* [Material for this task]
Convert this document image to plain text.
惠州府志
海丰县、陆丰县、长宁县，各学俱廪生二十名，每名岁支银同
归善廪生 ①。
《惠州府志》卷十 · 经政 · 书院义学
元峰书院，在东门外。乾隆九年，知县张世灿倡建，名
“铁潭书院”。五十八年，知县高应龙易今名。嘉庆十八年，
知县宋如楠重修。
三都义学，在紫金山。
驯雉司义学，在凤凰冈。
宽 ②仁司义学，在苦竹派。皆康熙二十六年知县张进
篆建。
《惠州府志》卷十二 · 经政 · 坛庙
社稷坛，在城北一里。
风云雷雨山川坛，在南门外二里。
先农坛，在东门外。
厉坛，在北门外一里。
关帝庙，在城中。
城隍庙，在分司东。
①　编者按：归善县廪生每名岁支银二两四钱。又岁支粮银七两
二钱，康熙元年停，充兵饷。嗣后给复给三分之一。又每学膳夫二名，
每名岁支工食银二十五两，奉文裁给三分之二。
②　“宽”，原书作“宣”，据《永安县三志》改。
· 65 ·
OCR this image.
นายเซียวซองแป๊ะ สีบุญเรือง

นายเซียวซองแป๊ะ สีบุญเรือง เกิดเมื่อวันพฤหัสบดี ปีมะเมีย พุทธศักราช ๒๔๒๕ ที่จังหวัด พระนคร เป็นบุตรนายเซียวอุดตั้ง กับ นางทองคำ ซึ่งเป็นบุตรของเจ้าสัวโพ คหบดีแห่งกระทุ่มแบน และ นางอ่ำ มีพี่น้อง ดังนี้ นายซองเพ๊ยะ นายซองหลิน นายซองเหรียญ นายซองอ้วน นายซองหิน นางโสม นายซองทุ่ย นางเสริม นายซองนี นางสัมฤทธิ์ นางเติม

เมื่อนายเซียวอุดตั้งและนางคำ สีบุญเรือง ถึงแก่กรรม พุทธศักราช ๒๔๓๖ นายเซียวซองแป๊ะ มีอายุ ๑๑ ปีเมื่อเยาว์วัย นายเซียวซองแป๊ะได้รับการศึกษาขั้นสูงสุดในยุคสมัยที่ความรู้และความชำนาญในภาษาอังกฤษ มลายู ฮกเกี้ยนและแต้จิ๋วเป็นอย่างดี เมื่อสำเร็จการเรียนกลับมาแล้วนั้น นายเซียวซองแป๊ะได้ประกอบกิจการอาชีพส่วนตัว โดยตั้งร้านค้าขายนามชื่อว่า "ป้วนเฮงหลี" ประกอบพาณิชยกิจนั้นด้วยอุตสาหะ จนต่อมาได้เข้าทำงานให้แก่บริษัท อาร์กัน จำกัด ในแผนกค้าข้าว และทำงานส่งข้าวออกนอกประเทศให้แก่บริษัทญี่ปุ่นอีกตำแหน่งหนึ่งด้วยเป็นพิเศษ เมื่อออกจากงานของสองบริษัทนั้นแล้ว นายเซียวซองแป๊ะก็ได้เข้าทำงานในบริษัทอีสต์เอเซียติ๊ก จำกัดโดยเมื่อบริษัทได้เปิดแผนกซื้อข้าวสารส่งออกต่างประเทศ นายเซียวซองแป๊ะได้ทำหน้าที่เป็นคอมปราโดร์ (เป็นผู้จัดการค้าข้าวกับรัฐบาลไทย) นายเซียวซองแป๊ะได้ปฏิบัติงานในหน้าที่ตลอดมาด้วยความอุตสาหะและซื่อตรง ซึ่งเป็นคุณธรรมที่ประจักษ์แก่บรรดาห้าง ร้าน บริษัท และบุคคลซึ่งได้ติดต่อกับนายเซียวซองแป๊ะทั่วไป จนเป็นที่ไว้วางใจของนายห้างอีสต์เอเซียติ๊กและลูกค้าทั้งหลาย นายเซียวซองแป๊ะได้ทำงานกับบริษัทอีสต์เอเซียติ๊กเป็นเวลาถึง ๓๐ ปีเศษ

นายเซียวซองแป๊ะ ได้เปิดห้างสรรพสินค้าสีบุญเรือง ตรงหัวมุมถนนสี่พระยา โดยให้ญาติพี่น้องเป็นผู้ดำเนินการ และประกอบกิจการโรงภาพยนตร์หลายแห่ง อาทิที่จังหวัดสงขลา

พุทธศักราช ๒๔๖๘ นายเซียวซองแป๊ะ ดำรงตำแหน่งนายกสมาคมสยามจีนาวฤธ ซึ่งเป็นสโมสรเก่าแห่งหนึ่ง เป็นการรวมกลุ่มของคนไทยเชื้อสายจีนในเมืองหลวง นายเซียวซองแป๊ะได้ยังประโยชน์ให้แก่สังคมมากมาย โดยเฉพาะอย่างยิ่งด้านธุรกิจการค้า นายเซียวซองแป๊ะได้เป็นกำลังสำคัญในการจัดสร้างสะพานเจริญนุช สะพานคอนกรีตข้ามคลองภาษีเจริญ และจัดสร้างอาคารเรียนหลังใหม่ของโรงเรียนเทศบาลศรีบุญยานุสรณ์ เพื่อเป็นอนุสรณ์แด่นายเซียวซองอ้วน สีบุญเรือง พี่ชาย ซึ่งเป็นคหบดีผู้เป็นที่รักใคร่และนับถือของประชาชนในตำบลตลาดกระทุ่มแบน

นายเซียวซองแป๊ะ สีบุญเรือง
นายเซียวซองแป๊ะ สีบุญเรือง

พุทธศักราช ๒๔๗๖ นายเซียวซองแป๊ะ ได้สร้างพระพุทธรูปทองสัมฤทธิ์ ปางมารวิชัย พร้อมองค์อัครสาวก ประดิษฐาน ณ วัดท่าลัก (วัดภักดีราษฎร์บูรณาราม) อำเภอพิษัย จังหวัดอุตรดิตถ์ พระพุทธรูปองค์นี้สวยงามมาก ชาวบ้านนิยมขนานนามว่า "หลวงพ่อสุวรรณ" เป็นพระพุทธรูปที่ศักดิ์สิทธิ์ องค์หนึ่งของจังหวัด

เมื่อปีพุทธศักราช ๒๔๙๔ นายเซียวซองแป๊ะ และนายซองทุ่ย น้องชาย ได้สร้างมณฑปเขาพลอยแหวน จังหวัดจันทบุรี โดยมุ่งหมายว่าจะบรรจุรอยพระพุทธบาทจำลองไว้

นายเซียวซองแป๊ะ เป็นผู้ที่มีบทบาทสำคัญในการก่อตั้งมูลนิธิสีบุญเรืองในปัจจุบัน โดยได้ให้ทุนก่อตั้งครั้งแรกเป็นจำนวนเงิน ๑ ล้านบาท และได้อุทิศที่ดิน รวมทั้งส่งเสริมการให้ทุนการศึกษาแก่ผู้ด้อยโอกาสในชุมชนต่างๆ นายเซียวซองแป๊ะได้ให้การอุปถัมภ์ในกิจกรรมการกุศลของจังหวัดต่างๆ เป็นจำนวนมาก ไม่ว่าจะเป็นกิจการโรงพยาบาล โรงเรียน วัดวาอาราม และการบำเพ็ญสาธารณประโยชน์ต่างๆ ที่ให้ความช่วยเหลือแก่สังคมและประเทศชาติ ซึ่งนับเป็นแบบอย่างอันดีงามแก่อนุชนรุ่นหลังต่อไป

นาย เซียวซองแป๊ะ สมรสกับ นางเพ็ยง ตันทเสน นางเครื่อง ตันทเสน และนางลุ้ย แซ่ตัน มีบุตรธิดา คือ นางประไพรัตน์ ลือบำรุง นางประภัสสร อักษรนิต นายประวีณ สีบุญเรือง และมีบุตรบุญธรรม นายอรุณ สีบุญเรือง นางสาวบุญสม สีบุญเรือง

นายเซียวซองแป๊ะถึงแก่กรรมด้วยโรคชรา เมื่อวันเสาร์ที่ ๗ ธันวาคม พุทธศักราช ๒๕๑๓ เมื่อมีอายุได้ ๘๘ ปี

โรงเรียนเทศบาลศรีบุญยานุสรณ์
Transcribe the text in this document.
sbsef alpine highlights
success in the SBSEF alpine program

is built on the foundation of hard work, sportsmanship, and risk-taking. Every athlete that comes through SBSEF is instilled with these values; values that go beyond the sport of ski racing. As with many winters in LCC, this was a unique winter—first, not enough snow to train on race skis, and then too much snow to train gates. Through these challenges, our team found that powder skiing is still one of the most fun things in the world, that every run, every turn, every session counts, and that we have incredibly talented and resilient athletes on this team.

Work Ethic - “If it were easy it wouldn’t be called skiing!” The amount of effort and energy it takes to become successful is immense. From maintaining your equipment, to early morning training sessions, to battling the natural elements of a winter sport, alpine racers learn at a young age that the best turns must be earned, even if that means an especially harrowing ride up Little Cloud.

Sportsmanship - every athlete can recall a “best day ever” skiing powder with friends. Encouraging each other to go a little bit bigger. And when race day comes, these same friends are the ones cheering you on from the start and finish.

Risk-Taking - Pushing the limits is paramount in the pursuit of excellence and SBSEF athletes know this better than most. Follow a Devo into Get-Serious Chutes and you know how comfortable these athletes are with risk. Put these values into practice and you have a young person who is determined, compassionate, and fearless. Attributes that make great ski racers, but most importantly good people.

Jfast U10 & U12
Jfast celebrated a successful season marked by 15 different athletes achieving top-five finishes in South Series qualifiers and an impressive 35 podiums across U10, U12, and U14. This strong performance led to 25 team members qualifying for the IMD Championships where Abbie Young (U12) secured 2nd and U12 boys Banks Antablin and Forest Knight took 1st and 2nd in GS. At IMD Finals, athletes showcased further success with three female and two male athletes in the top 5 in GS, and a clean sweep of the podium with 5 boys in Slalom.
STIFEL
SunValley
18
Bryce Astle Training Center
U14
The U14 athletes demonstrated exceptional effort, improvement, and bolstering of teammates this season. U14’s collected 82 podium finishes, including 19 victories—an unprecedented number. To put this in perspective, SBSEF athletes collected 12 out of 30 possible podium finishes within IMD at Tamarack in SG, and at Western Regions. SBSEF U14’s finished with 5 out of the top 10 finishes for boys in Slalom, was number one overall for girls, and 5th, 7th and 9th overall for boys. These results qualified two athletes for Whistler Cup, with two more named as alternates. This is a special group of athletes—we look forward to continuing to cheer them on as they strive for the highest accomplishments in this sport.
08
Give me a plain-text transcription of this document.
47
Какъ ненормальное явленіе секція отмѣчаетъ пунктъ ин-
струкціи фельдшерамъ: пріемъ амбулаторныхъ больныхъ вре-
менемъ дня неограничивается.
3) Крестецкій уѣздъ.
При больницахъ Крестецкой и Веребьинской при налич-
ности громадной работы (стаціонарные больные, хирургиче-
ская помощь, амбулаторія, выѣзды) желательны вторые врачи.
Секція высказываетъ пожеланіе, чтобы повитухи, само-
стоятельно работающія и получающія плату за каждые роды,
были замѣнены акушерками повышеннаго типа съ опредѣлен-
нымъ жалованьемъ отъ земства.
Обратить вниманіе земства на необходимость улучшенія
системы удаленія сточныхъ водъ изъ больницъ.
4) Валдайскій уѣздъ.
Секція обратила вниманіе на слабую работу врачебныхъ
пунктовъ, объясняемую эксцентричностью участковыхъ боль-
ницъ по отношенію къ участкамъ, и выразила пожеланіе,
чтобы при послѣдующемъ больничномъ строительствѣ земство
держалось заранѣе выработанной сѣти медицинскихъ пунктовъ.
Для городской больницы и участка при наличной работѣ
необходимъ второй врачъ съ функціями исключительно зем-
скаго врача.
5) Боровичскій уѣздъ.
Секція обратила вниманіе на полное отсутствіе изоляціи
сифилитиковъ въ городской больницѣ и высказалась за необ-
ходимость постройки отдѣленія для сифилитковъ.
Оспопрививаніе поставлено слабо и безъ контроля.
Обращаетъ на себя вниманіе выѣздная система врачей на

* [Instruction] Take the line with "Give me a plain-text" and all lines after it to the last line, and reproduce them exactly.

* [Output]
Give me a plain-text transcription of this document.
47
Какъ ненормальное явленіе секція отмѣчаетъ пунктъ ин-
струкціи фельдшерамъ: пріемъ амбулаторныхъ больныхъ вре-
менемъ дня неограничивается.
3) Крестецкій уѣздъ.
При больницахъ Крестецкой и Веребьинской при налич-
ности громадной работы (стаціонарные больные, хирургиче-
ская помощь, амбулаторія, выѣзды) желательны вторые врачи.
Секція высказываетъ пожеланіе, чтобы повитухи, само-
стоятельно работающія и получающія плату за каждые роды,
были замѣнены акушерками повышеннаго типа съ опредѣлен-
нымъ жалованьемъ отъ земства.
Обратить вниманіе земства на необходимость улучшенія
системы удаленія сточныхъ водъ изъ больницъ.
4) Валдайскій уѣздъ.
Секція обратила вниманіе на слабую работу врачебныхъ
пунктовъ, объясняемую эксцентричностью участковыхъ боль-
ницъ по отношенію къ участкамъ, и выразила пожеланіе,
чтобы при послѣдующемъ больничномъ строительствѣ земство
держалось заранѣе выработанной сѣти медицинскихъ пунктовъ.
Для городской больницы и участка при наличной работѣ
необходимъ второй врачъ съ функціями исключительно зем-
скаго врача.
5) Боровичскій уѣздъ.
Секція обратила вниманіе на полное отсутствіе изоляціи
сифилитиковъ въ городской больницѣ и высказалась за необ-
ходимость постройки отдѣленія для сифилитковъ.
Оспопрививаніе поставлено слабо и безъ контроля.
Обращаетъ на себя вниманіе выѣздная система врачей на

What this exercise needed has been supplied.